[Items from a dataset]
────────
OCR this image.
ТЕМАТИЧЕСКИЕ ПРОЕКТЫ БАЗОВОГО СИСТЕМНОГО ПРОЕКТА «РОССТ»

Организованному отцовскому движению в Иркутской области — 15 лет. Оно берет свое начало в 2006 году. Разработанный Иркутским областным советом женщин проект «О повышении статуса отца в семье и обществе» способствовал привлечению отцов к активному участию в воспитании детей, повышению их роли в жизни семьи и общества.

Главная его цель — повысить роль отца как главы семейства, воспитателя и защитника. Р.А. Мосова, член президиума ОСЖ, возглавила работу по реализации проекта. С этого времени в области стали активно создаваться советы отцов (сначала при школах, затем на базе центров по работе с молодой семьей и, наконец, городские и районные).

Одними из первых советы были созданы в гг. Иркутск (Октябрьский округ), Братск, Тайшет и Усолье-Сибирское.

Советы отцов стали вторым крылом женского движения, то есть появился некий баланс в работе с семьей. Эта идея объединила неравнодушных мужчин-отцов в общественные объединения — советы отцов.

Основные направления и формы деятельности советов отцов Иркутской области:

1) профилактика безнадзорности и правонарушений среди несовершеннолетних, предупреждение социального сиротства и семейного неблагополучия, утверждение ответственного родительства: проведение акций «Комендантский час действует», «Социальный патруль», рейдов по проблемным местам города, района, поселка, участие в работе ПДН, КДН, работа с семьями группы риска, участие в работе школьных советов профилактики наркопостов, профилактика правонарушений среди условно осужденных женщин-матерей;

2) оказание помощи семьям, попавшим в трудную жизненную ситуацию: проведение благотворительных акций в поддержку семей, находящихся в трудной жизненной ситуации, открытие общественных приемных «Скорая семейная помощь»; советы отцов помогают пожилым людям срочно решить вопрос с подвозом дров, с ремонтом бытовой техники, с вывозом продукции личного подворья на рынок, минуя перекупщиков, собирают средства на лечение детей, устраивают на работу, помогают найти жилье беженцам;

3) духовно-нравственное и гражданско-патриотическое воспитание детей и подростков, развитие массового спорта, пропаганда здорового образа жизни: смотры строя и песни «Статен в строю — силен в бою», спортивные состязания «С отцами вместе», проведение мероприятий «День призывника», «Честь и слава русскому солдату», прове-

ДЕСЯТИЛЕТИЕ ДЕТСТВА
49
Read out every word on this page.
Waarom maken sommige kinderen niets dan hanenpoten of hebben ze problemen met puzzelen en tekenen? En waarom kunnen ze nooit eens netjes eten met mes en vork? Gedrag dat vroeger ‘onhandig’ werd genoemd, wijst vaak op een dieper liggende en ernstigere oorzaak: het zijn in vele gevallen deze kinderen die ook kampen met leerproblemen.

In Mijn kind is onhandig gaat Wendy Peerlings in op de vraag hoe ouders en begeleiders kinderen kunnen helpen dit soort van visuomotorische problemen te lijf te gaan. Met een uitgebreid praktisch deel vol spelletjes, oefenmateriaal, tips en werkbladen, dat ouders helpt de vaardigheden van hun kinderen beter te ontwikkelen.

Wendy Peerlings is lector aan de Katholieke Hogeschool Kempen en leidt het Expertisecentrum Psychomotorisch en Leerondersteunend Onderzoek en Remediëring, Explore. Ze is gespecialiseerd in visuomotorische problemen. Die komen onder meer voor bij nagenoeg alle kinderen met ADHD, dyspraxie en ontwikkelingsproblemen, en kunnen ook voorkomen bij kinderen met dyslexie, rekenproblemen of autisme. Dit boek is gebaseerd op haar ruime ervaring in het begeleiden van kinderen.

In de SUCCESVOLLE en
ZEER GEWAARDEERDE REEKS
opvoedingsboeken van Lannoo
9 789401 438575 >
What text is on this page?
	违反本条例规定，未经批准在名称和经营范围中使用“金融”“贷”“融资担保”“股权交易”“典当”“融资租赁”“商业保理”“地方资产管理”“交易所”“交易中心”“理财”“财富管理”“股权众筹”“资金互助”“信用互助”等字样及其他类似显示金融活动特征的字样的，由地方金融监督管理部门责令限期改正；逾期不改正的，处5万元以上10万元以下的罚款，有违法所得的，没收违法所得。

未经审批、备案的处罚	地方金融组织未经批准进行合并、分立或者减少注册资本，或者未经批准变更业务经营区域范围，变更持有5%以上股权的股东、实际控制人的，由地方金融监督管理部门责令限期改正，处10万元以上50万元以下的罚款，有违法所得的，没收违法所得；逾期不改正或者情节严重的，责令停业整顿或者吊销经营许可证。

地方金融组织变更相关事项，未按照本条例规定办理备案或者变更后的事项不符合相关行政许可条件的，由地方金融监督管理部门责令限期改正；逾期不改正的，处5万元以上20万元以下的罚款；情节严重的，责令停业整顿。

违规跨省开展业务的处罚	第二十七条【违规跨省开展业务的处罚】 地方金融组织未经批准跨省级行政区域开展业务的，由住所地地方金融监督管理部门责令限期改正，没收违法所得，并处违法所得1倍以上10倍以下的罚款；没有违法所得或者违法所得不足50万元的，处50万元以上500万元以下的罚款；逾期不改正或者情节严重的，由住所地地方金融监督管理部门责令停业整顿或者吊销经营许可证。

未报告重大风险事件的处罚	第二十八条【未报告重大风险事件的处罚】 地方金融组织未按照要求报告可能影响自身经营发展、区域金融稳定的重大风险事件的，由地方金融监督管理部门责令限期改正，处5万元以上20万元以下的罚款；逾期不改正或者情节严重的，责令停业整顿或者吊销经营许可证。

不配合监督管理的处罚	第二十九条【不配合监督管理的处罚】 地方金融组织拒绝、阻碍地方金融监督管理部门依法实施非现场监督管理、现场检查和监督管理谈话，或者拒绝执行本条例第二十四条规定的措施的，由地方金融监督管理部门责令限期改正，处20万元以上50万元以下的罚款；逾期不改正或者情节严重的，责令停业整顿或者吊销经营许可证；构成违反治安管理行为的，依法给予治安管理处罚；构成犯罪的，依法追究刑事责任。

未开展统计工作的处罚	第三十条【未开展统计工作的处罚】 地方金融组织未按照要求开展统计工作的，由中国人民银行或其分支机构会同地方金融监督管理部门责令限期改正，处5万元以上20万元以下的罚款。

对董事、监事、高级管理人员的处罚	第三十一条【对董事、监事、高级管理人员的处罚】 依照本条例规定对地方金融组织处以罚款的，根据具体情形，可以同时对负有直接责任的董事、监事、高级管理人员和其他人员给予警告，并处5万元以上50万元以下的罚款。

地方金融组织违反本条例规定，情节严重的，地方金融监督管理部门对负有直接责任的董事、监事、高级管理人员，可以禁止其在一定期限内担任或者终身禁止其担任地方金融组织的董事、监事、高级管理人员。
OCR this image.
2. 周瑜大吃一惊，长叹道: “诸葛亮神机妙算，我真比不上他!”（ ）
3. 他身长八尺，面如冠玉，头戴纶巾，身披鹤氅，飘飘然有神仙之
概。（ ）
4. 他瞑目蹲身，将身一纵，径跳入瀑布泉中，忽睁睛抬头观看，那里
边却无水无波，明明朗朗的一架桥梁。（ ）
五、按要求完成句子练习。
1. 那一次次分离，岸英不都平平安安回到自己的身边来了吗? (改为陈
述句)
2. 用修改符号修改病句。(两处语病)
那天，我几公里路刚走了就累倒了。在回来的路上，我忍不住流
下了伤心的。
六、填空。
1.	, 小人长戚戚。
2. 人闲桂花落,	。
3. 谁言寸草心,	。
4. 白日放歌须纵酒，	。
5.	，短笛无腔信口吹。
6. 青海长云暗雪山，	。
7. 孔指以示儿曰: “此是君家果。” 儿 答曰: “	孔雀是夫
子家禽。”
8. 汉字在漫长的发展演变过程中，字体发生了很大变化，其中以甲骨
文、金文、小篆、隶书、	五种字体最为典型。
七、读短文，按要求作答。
────────
__WORK TO COMPLETE__. Gather all lines from the records above in which "逾期不改正或者情节严重的" appears.

__TASK RESPONSE__.
未经审批、备案的处罚	地方金融组织未经批准进行合并、分立或者减少注册资本，或者未经批准变更业务经营区域范围，变更持有5%以上股权的股东、实际控制人的，由地方金融监督管理部门责令限期改正，处10万元以上50万元以下的罚款，有违法所得的，没收违法所得；逾期不改正或者情节严重的，责令停业整顿或者吊销经营许可证。
违规跨省开展业务的处罚	第二十七条【违规跨省开展业务的处罚】 地方金融组织未经批准跨省级行政区域开展业务的，由住所地地方金融监督管理部门责令限期改正，没收违法所得，并处违法所得1倍以上10倍以下的罚款；没有违法所得或者违法所得不足50万元的，处50万元以上500万元以下的罚款；逾期不改正或者情节严重的，由住所地地方金融监督管理部门责令停业整顿或者吊销经营许可证。
未报告重大风险事件的处罚	第二十八条【未报告重大风险事件的处罚】 地方金融组织未按照要求报告可能影响自身经营发展、区域金融稳定的重大风险事件的，由地方金融监督管理部门责令限期改正，处5万元以上20万元以下的罚款；逾期不改正或者情节严重的，责令停业整顿或者吊销经营许可证。
不配合监督管理的处罚	第二十九条【不配合监督管理的处罚】 地方金融组织拒绝、阻碍地方金融监督管理部门依法实施非现场监督管理、现场检查和监督管理谈话，或者拒绝执行本条例第二十四条规定的措施的，由地方金融监督管理部门责令限期改正，处20万元以上50万元以下的罚款；逾期不改正或者情节严重的，责令停业整顿或者吊销经营许可证；构成违反治安管理行为的，依法给予治安管理处罚；构成犯罪的，依法追究刑事责任。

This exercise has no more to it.